▶ [Short exercise] Wherever the string "Master" appears, copy the whole line.

▶ [Records]
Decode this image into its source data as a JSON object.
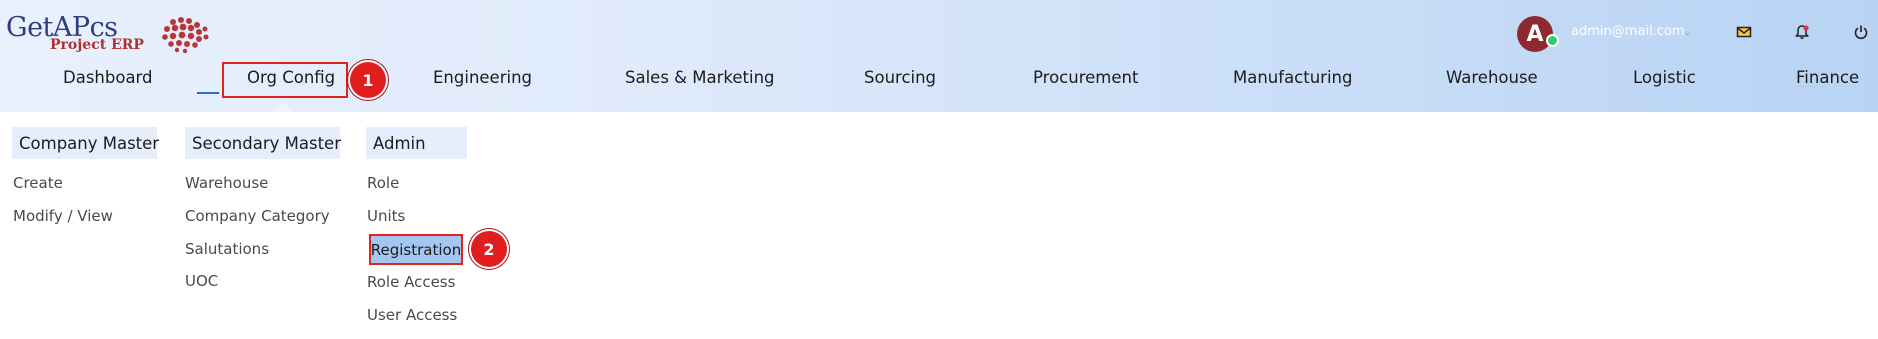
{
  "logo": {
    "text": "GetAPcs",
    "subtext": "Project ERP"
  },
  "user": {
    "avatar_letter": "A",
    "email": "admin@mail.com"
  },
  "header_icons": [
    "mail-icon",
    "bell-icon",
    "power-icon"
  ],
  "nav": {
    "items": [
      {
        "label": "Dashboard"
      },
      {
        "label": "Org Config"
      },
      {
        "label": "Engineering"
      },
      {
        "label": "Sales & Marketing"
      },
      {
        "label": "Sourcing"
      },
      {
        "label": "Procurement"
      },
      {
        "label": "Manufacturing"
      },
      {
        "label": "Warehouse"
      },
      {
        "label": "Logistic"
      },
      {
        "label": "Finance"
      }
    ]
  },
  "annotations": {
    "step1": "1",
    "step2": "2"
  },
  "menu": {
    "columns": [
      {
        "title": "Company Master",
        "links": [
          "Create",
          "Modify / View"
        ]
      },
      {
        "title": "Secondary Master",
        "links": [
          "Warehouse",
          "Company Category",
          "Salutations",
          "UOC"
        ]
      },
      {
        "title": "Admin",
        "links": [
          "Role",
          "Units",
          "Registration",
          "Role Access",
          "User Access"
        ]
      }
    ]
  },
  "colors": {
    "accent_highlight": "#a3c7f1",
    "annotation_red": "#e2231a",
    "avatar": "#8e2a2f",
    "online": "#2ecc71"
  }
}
==
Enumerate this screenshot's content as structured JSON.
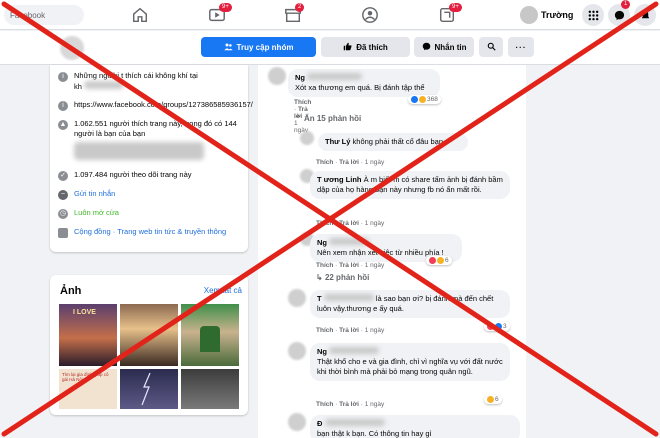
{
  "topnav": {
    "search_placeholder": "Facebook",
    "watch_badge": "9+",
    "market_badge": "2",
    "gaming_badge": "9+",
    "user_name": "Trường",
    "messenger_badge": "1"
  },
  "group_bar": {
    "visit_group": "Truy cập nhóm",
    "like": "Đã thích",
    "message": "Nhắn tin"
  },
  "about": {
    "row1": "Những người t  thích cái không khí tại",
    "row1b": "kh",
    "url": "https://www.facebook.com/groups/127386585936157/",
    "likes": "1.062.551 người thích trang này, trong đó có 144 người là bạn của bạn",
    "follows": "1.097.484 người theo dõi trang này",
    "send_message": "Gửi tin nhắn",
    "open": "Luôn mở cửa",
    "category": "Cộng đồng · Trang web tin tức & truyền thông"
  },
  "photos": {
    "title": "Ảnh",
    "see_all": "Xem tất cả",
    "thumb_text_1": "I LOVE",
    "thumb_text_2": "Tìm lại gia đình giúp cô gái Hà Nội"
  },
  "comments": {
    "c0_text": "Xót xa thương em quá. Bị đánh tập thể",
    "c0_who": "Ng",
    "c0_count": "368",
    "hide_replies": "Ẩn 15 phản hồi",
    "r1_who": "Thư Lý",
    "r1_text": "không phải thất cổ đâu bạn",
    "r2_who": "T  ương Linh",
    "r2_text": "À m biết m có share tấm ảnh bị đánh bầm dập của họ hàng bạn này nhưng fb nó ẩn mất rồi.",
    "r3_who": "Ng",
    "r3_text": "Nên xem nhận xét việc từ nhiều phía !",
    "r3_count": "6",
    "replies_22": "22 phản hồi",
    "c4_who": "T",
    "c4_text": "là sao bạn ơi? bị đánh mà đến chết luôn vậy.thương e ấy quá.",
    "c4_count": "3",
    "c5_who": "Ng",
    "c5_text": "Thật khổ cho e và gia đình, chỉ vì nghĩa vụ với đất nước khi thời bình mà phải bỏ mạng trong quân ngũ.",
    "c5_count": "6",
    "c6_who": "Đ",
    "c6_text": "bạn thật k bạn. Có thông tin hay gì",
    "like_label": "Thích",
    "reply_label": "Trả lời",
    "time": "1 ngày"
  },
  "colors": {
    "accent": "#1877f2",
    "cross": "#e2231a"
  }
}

▶ [Finished answer]
        "title": "Company Master",
        "title": "Secondary Master",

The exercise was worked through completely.